= Exercise =
Select every line below containing the word "Accidental".

= Given records =
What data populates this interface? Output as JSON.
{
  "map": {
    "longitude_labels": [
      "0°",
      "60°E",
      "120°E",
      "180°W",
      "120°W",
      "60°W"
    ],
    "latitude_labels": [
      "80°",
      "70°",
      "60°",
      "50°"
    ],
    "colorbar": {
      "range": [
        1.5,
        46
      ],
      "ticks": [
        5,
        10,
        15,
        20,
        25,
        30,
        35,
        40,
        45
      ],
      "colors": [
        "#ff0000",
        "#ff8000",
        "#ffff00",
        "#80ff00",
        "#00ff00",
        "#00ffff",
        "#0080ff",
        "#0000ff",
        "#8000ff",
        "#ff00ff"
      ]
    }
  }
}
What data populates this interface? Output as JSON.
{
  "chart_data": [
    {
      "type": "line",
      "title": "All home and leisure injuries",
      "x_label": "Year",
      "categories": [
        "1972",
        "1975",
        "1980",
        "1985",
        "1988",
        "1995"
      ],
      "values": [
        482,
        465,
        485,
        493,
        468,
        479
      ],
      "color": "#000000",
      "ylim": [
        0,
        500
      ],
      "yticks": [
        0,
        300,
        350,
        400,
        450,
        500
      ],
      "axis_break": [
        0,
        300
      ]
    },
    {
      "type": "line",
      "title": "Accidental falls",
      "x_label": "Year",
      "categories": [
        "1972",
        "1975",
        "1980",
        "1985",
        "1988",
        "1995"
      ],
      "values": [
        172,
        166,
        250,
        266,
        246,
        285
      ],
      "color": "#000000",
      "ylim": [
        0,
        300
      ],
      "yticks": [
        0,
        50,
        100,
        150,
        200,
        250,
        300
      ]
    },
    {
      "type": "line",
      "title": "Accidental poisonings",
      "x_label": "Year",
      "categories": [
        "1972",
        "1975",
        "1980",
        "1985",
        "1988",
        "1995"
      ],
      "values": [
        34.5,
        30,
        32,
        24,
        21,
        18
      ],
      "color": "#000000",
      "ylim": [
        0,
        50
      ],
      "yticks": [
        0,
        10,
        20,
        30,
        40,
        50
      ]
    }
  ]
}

---

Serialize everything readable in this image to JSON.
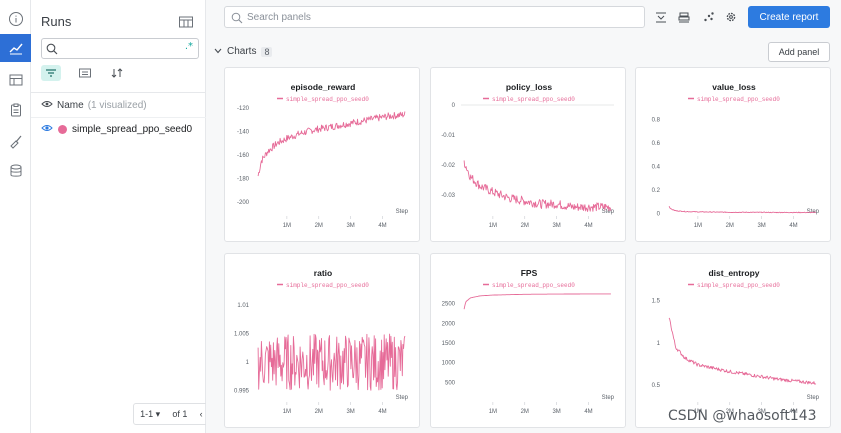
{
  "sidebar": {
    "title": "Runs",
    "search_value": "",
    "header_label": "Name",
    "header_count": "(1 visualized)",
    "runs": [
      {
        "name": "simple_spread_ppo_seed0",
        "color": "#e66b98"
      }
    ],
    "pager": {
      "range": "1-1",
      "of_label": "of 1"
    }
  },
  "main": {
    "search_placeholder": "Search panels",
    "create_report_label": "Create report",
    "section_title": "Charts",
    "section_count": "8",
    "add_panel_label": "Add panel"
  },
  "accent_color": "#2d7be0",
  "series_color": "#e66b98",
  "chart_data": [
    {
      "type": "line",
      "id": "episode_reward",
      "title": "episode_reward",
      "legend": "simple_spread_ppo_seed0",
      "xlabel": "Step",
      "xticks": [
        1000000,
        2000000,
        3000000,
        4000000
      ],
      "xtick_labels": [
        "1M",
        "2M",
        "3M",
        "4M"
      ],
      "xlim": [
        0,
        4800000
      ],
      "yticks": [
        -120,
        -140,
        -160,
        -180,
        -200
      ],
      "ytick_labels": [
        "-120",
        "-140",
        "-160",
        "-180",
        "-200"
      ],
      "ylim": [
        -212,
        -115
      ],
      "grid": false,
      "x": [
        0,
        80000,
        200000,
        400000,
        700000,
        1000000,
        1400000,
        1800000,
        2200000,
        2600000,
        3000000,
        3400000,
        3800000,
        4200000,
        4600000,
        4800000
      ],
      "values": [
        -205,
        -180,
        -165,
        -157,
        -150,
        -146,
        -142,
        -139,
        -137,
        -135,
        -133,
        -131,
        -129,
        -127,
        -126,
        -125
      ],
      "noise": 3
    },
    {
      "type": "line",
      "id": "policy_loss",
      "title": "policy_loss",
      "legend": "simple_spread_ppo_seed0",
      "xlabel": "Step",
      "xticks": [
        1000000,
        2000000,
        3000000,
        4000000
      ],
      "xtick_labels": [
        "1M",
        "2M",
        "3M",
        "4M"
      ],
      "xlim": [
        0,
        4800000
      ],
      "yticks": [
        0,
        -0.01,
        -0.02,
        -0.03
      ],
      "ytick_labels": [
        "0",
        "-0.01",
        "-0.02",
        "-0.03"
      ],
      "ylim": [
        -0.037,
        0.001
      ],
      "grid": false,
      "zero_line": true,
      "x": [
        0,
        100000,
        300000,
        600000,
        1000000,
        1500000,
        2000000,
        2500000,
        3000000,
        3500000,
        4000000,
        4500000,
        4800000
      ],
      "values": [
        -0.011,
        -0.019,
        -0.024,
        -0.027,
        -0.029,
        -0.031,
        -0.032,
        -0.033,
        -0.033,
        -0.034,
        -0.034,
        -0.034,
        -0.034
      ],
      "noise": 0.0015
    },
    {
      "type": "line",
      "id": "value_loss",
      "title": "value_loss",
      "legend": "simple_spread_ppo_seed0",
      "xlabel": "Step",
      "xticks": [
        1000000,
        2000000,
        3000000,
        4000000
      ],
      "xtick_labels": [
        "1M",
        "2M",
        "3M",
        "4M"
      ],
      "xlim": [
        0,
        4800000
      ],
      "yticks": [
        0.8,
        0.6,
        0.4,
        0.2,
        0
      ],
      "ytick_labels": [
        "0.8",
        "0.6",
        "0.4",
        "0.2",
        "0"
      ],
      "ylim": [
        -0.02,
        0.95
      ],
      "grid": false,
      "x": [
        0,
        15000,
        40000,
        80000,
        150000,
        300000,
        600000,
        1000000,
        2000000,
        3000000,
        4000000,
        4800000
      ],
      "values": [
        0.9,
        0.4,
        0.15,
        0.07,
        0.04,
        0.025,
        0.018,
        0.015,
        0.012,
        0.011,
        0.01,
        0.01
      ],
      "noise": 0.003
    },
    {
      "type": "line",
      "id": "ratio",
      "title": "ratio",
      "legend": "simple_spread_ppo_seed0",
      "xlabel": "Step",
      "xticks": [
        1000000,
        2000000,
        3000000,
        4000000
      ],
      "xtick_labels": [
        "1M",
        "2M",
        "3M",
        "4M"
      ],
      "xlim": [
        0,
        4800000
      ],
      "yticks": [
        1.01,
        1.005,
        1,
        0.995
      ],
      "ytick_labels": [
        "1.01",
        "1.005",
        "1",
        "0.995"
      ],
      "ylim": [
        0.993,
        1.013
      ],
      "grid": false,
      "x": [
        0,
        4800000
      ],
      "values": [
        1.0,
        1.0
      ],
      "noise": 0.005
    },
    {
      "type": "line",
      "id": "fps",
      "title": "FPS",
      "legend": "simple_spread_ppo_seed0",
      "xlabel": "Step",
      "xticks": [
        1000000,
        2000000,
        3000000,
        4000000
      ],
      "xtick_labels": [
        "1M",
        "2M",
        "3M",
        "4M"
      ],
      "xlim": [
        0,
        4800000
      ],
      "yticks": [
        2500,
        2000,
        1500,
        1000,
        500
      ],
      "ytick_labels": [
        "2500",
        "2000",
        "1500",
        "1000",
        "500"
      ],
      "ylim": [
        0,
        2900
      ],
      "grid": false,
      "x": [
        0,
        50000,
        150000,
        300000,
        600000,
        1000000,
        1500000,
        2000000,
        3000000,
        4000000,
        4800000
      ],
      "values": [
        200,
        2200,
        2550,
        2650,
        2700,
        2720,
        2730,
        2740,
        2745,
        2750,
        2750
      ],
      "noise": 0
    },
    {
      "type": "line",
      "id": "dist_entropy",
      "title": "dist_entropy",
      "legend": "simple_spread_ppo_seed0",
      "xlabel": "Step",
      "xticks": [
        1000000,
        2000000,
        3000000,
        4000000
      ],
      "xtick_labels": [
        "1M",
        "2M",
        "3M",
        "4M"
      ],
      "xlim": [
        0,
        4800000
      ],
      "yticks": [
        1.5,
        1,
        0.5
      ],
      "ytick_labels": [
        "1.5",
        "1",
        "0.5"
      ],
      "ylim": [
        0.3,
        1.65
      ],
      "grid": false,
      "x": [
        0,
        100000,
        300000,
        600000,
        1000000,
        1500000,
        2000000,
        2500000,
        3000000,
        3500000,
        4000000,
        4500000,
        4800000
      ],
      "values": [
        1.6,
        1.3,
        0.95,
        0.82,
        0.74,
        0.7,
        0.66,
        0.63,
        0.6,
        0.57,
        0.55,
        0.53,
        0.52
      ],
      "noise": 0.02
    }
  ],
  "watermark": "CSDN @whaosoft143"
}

---

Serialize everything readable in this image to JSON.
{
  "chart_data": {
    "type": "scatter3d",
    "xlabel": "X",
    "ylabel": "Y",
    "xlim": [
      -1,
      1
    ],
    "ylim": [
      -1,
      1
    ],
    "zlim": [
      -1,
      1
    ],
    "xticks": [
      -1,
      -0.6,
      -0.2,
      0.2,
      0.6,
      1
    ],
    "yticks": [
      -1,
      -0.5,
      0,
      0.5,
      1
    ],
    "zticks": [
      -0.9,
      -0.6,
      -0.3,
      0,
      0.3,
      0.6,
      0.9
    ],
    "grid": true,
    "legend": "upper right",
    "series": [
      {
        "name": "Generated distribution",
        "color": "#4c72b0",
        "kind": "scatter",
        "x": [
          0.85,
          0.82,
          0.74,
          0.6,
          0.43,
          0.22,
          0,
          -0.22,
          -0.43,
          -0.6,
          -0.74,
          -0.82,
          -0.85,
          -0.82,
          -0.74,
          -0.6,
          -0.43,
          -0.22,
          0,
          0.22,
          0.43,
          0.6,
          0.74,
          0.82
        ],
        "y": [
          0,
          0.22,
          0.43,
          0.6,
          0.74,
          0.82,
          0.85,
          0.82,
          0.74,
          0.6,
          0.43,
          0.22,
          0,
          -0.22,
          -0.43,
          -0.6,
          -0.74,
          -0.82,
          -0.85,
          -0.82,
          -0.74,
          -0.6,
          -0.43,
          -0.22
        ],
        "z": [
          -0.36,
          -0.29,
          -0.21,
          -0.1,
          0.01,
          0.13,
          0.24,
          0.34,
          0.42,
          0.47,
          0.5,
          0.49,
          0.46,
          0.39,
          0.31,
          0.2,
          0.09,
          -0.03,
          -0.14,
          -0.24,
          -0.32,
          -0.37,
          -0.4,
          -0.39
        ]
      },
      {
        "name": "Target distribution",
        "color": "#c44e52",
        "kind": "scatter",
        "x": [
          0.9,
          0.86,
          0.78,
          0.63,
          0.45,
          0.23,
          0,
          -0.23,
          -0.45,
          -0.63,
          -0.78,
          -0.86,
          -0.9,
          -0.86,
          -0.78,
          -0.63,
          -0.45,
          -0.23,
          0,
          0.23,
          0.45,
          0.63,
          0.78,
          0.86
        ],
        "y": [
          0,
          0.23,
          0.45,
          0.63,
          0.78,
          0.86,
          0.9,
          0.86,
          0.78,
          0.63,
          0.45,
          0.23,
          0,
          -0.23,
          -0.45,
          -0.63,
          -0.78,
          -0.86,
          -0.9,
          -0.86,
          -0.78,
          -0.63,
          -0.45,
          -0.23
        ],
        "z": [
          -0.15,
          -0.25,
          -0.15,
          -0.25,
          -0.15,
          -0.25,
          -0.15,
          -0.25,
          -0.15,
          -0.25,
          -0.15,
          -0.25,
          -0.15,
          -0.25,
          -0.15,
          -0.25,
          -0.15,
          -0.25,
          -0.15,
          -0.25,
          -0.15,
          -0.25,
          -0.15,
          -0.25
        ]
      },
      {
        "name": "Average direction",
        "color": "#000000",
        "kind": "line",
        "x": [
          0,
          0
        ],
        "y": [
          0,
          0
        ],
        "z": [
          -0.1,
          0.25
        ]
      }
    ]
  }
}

= Complete output =
      "title": "Accidental falls",
      "title": "Accidental poisonings",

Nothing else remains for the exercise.